INFORMATION SUPPLIED =
—————

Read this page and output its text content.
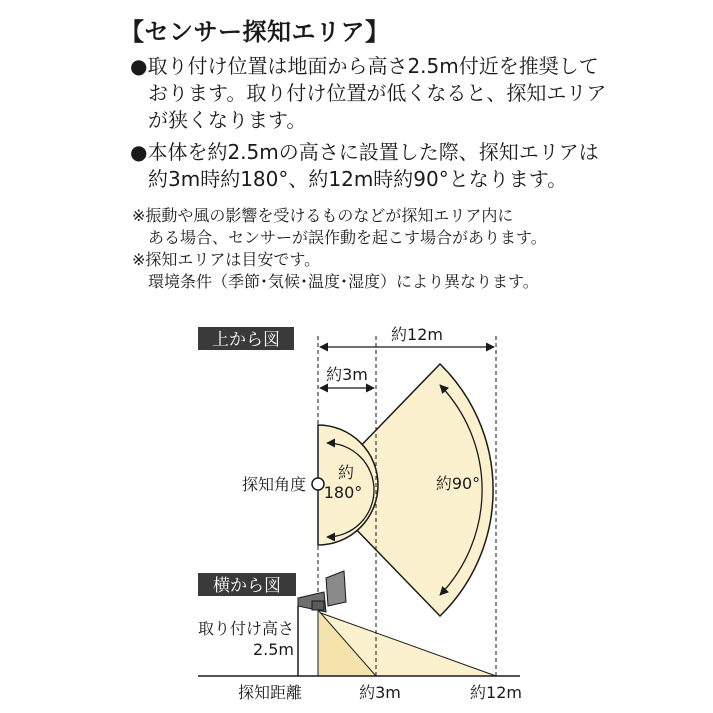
【センサー探知エリア】
●取り付け位置は地面から高さ2.5m付近を推奨して
おります。取り付け位置が低くなると、探知エリア
が狭くなります。
●本体を約2.5mの高さに設置した際、探知エリアは
約3m時約180°、約12m時約90°となります。
※振動や風の影響を受けるものなどが探知エリア内に
ある場合、センサーが誤作動を起こす場合があります。
※探知エリアは目安です。
環境条件（季節･気候･温度･湿度）により異なります。
上から図	約12m
約3m
探知角度
約
180°	約90°
横から図
取り付け高さ
2.5m
探知距離	約3m	約12m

—————

SHORT PROBLEM = Quote the data above in full and without alteration; skip the pictures.

EXERCISE RESPONSE =
Read this page and output its text content.
【センサー探知エリア】
●取り付け位置は地面から高さ2.5m付近を推奨して
おります。取り付け位置が低くなると、探知エリア
が狭くなります。
●本体を約2.5mの高さに設置した際、探知エリアは
約3m時約180°、約12m時約90°となります。
※振動や風の影響を受けるものなどが探知エリア内に
ある場合、センサーが誤作動を起こす場合があります。
※探知エリアは目安です。
環境条件（季節･気候･温度･湿度）により異なります。
上から図	約12m
約3m
探知角度
約
180°	約90°
横から図
取り付け高さ
2.5m
探知距離	約3m	約12m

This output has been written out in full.